→ Directive
Output the material beneath exactly, leaving nothing out.

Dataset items
>>>
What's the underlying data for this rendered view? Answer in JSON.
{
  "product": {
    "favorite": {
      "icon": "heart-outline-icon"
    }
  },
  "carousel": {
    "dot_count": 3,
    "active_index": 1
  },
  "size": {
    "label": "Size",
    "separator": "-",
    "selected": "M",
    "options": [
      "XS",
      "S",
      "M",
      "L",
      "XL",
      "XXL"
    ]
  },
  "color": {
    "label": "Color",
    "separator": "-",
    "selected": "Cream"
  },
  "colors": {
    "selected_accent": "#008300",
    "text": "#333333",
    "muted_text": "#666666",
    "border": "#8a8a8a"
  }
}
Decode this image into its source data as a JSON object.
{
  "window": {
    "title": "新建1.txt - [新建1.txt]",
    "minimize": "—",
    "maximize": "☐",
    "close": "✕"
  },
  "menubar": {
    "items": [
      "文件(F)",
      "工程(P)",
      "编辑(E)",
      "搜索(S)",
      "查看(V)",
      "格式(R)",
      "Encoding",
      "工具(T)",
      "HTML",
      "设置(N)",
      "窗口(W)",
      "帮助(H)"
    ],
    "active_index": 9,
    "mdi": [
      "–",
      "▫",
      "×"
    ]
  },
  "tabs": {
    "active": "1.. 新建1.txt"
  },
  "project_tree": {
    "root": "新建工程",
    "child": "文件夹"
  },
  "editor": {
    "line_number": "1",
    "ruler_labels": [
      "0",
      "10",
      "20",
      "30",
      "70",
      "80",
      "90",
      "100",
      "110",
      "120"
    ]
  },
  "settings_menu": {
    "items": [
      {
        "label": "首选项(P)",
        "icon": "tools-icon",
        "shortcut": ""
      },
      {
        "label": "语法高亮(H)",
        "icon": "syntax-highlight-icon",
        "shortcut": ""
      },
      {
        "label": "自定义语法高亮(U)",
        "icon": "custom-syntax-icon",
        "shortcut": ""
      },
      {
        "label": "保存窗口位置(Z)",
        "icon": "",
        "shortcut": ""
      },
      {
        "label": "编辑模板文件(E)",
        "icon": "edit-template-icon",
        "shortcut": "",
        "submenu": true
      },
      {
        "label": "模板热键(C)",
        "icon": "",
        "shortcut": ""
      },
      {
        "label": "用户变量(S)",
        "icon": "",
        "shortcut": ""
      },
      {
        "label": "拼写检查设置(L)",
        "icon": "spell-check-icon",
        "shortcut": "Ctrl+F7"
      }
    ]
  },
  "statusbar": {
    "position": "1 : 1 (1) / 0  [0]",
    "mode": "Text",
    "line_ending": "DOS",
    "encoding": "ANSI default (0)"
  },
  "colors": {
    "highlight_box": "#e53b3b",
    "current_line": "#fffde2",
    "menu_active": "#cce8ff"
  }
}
<<<
→ Full answer
What's the underlying data for this rendered view? Answer in JSON.
{
  "product": {
    "favorite": {
      "icon": "heart-outline-icon"
    }
  },
  "carousel": {
    "dot_count": 3,
    "active_index": 1
  },
  "size": {
    "label": "Size",
    "separator": "-",
    "selected": "M",
    "options": [
      "XS",
      "S",
      "M",
      "L",
      "XL",
      "XXL"
    ]
  },
  "color": {
    "label": "Color",
    "separator": "-",
    "selected": "Cream"
  },
  "colors": {
    "selected_accent": "#008300",
    "text": "#333333",
    "muted_text": "#666666",
    "border": "#8a8a8a"
  }
}
Decode this image into its source data as a JSON object.
{
  "window": {
    "title": "新建1.txt - [新建1.txt]",
    "minimize": "—",
    "maximize": "☐",
    "close": "✕"
  },
  "menubar": {
    "items": [
      "文件(F)",
      "工程(P)",
      "编辑(E)",
      "搜索(S)",
      "查看(V)",
      "格式(R)",
      "Encoding",
      "工具(T)",
      "HTML",
      "设置(N)",
      "窗口(W)",
      "帮助(H)"
    ],
    "active_index": 9,
    "mdi": [
      "–",
      "▫",
      "×"
    ]
  },
  "tabs": {
    "active": "1.. 新建1.txt"
  },
  "project_tree": {
    "root": "新建工程",
    "child": "文件夹"
  },
  "editor": {
    "line_number": "1",
    "ruler_labels": [
      "0",
      "10",
      "20",
      "30",
      "70",
      "80",
      "90",
      "100",
      "110",
      "120"
    ]
  },
  "settings_menu": {
    "items": [
      {
        "label": "首选项(P)",
        "icon": "tools-icon",
        "shortcut": ""
      },
      {
        "label": "语法高亮(H)",
        "icon": "syntax-highlight-icon",
        "shortcut": ""
      },
      {
        "label": "自定义语法高亮(U)",
        "icon": "custom-syntax-icon",
        "shortcut": ""
      },
      {
        "label": "保存窗口位置(Z)",
        "icon": "",
        "shortcut": ""
      },
      {
        "label": "编辑模板文件(E)",
        "icon": "edit-template-icon",
        "shortcut": "",
        "submenu": true
      },
      {
        "label": "模板热键(C)",
        "icon": "",
        "shortcut": ""
      },
      {
        "label": "用户变量(S)",
        "icon": "",
        "shortcut": ""
      },
      {
        "label": "拼写检查设置(L)",
        "icon": "spell-check-icon",
        "shortcut": "Ctrl+F7"
      }
    ]
  },
  "statusbar": {
    "position": "1 : 1 (1) / 0  [0]",
    "mode": "Text",
    "line_ending": "DOS",
    "encoding": "ANSI default (0)"
  },
  "colors": {
    "highlight_box": "#e53b3b",
    "current_line": "#fffde2",
    "menu_active": "#cce8ff"
  }
}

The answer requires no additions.